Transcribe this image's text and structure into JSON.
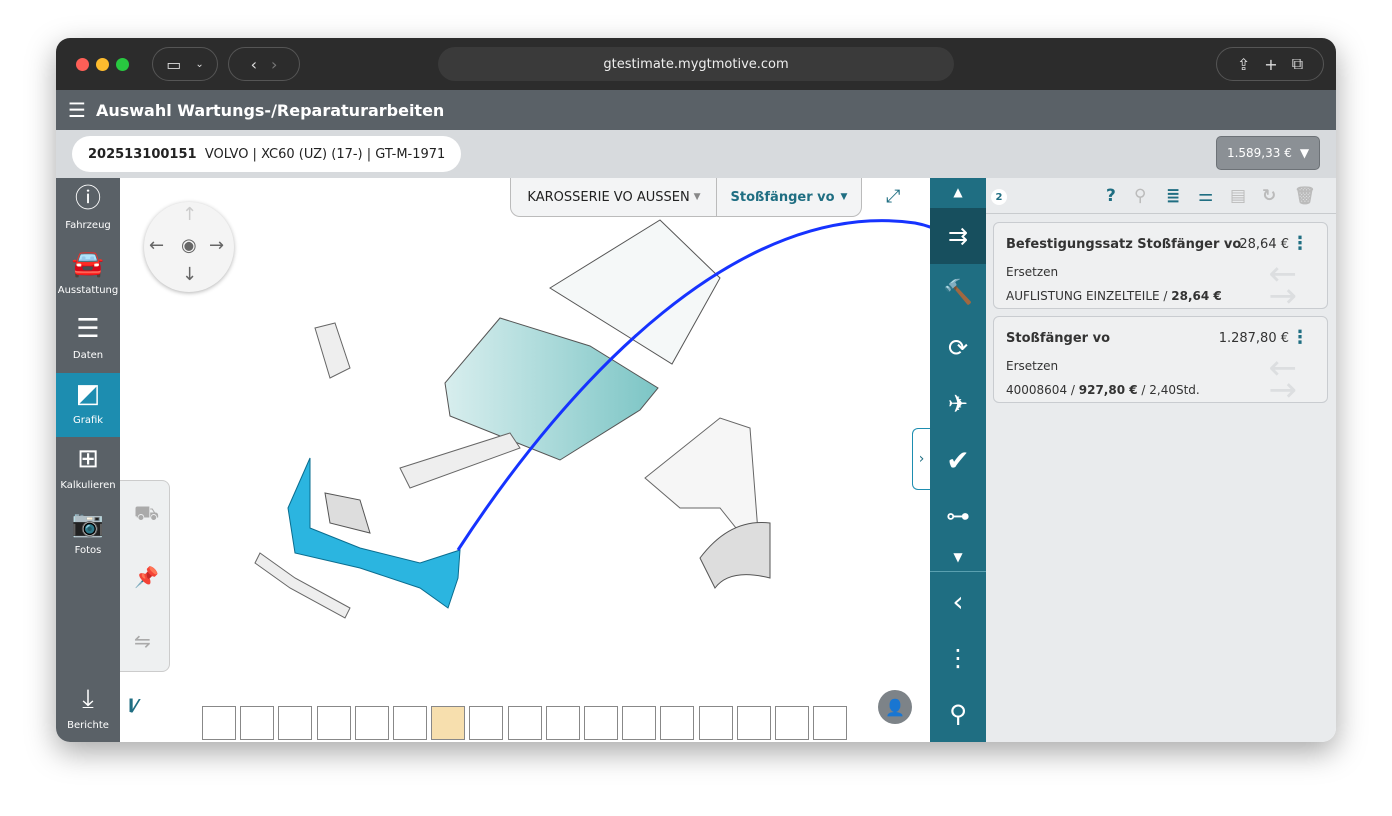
{
  "browser": {
    "url": "gtestimate.mygtmotive.com"
  },
  "header": {
    "title": "Auswahl Wartungs-/Reparaturarbeiten"
  },
  "vehicle": {
    "id": "202513100151",
    "desc": "VOLVO | XC60 (UZ) (17-) | GT-M-1971"
  },
  "total": {
    "amount": "1.589,33 €"
  },
  "sidebar": {
    "items": [
      {
        "label": "Fahrzeug",
        "icon": "info-icon"
      },
      {
        "label": "Ausstattung",
        "icon": "car-icon"
      },
      {
        "label": "Daten",
        "icon": "list-icon"
      },
      {
        "label": "Grafik",
        "icon": "door-icon",
        "active": true
      },
      {
        "label": "Kalkulieren",
        "icon": "calculator-icon"
      },
      {
        "label": "Fotos",
        "icon": "camera-icon"
      },
      {
        "label": "Berichte",
        "icon": "download-icon"
      }
    ]
  },
  "graphic": {
    "group": "KAROSSERIE VO AUSSEN",
    "part": "Stoßfänger vo",
    "thumbnail_count": 17,
    "selected_thumbnail": 6
  },
  "panel": {
    "count": "2",
    "items": [
      {
        "title": "Befestigungssatz Stoßfänger vo",
        "price": "28,64 €",
        "action": "Ersetzen",
        "detail_prefix": "AUFLISTUNG EINZELTEILE / ",
        "detail_bold": "28,64 €",
        "detail_suffix": ""
      },
      {
        "title": "Stoßfänger vo",
        "price": "1.287,80 €",
        "action": "Ersetzen",
        "detail_prefix": "40008604 / ",
        "detail_bold": "927,80 €",
        "detail_suffix": " / 2,40Std."
      }
    ]
  },
  "colors": {
    "accent": "#1d8db0",
    "toolbar": "#1f6e82",
    "highlight": "#2bb5e0"
  }
}
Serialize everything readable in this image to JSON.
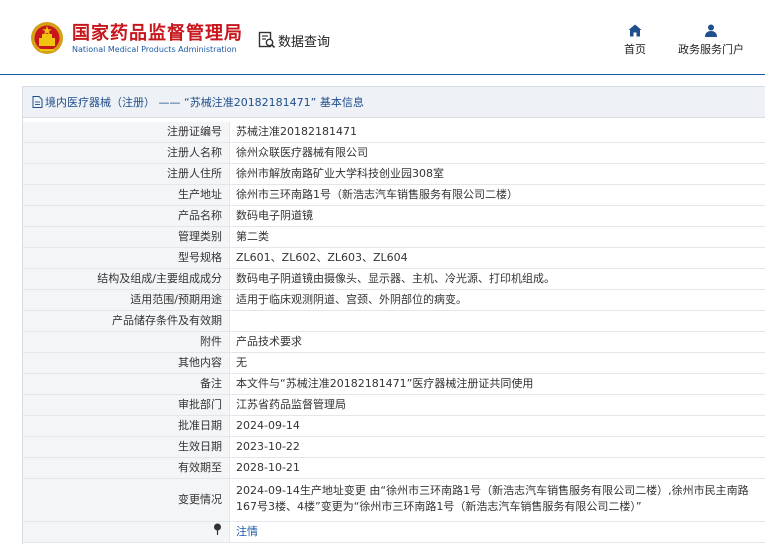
{
  "header": {
    "logo_cn": "国家药品监督管理局",
    "logo_en": "National Medical Products Administration",
    "query_label": "数据查询",
    "nav": [
      {
        "label": "首页",
        "icon": "home-icon"
      },
      {
        "label": "政务服务门户",
        "icon": "user-icon"
      }
    ],
    "accent_color": "#c8161d",
    "brand_color": "#1f5aa6"
  },
  "panel": {
    "title": "境内医疗器械（注册） —— “苏械注准20182181471” 基本信息"
  },
  "rows": [
    {
      "label": "注册证编号",
      "value": "苏械注准20182181471"
    },
    {
      "label": "注册人名称",
      "value": "徐州众联医疗器械有限公司"
    },
    {
      "label": "注册人住所",
      "value": "徐州市解放南路矿业大学科技创业园308室"
    },
    {
      "label": "生产地址",
      "value": "徐州市三环南路1号（新浩志汽车销售服务有限公司二楼）"
    },
    {
      "label": "产品名称",
      "value": "数码电子阴道镜"
    },
    {
      "label": "管理类别",
      "value": "第二类"
    },
    {
      "label": "型号规格",
      "value": "ZL601、ZL602、ZL603、ZL604"
    },
    {
      "label": "结构及组成/主要组成成分",
      "value": "数码电子阴道镜由摄像头、显示器、主机、冷光源、打印机组成。"
    },
    {
      "label": "适用范围/预期用途",
      "value": "适用于临床观测阴道、宫颈、外阴部位的病变。"
    },
    {
      "label": "产品储存条件及有效期",
      "value": ""
    },
    {
      "label": "附件",
      "value": "产品技术要求"
    },
    {
      "label": "其他内容",
      "value": "无"
    },
    {
      "label": "备注",
      "value": "本文件与“苏械注准20182181471”医疗器械注册证共同使用"
    },
    {
      "label": "审批部门",
      "value": "江苏省药品监督管理局"
    },
    {
      "label": "批准日期",
      "value": "2024-09-14"
    },
    {
      "label": "生效日期",
      "value": "2023-10-22"
    },
    {
      "label": "有效期至",
      "value": "2028-10-21"
    },
    {
      "label": "变更情况",
      "value": "2024-09-14生产地址变更 由“徐州市三环南路1号（新浩志汽车销售服务有限公司二楼）,徐州市民主南路167号3楼、4楼”变更为“徐州市三环南路1号（新浩志汽车销售服务有限公司二楼）”"
    }
  ],
  "note_row": {
    "value": "注情"
  }
}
===============
DIRECTIONS FOR THIS TASK:
Take the listing and print it again exactly, but without any pictures.

CORRECT RESULT:
Transcribe this image's text and structure into JSON.
{
  "browser": {
    "url": "gtestimate.mygtmotive.com"
  },
  "header": {
    "title": "Auswahl Wartungs-/Reparaturarbeiten"
  },
  "vehicle": {
    "id": "202513100151",
    "desc": "VOLVO | XC60 (UZ) (17-) | GT-M-1971"
  },
  "total": {
    "amount": "1.589,33 €"
  },
  "sidebar": {
    "items": [
      {
        "label": "Fahrzeug",
        "icon": "info-icon"
      },
      {
        "label": "Ausstattung",
        "icon": "car-icon"
      },
      {
        "label": "Daten",
        "icon": "list-icon"
      },
      {
        "label": "Grafik",
        "icon": "door-icon",
        "active": true
      },
      {
        "label": "Kalkulieren",
        "icon": "calculator-icon"
      },
      {
        "label": "Fotos",
        "icon": "camera-icon"
      },
      {
        "label": "Berichte",
        "icon": "download-icon"
      }
    ]
  },
  "graphic": {
    "group": "KAROSSERIE VO AUSSEN",
    "part": "Stoßfänger vo",
    "thumbnail_count": 17,
    "selected_thumbnail": 6
  },
  "panel": {
    "count": "2",
    "items": [
      {
        "title": "Befestigungssatz Stoßfänger vo",
        "price": "28,64 €",
        "action": "Ersetzen",
        "detail_prefix": "AUFLISTUNG EINZELTEILE / ",
        "detail_bold": "28,64 €",
        "detail_suffix": ""
      },
      {
        "title": "Stoßfänger vo",
        "price": "1.287,80 €",
        "action": "Ersetzen",
        "detail_prefix": "40008604 / ",
        "detail_bold": "927,80 €",
        "detail_suffix": " / 2,40Std."
      }
    ]
  },
  "colors": {
    "accent": "#1d8db0",
    "toolbar": "#1f6e82",
    "highlight": "#2bb5e0"
  }
}
Serialize everything readable in this image to JSON.
{
  "header": {
    "logo_cn": "国家药品监督管理局",
    "logo_en": "National Medical Products Administration",
    "query_label": "数据查询",
    "nav": [
      {
        "label": "首页",
        "icon": "home-icon"
      },
      {
        "label": "政务服务门户",
        "icon": "user-icon"
      }
    ],
    "accent_color": "#c8161d",
    "brand_color": "#1f5aa6"
  },
  "panel": {
    "title": "境内医疗器械（注册） —— “苏械注准20182181471” 基本信息"
  },
  "rows": [
    {
      "label": "注册证编号",
      "value": "苏械注准20182181471"
    },
    {
      "label": "注册人名称",
      "value": "徐州众联医疗器械有限公司"
    },
    {
      "label": "注册人住所",
      "value": "徐州市解放南路矿业大学科技创业园308室"
    },
    {
      "label": "生产地址",
      "value": "徐州市三环南路1号（新浩志汽车销售服务有限公司二楼）"
    },
    {
      "label": "产品名称",
      "value": "数码电子阴道镜"
    },
    {
      "label": "管理类别",
      "value": "第二类"
    },
    {
      "label": "型号规格",
      "value": "ZL601、ZL602、ZL603、ZL604"
    },
    {
      "label": "结构及组成/主要组成成分",
      "value": "数码电子阴道镜由摄像头、显示器、主机、冷光源、打印机组成。"
    },
    {
      "label": "适用范围/预期用途",
      "value": "适用于临床观测阴道、宫颈、外阴部位的病变。"
    },
    {
      "label": "产品储存条件及有效期",
      "value": ""
    },
    {
      "label": "附件",
      "value": "产品技术要求"
    },
    {
      "label": "其他内容",
      "value": "无"
    },
    {
      "label": "备注",
      "value": "本文件与“苏械注准20182181471”医疗器械注册证共同使用"
    },
    {
      "label": "审批部门",
      "value": "江苏省药品监督管理局"
    },
    {
      "label": "批准日期",
      "value": "2024-09-14"
    },
    {
      "label": "生效日期",
      "value": "2023-10-22"
    },
    {
      "label": "有效期至",
      "value": "2028-10-21"
    },
    {
      "label": "变更情况",
      "value": "2024-09-14生产地址变更 由“徐州市三环南路1号（新浩志汽车销售服务有限公司二楼）,徐州市民主南路167号3楼、4楼”变更为“徐州市三环南路1号（新浩志汽车销售服务有限公司二楼）”"
    }
  ],
  "note_row": {
    "value": "注情"
  }
}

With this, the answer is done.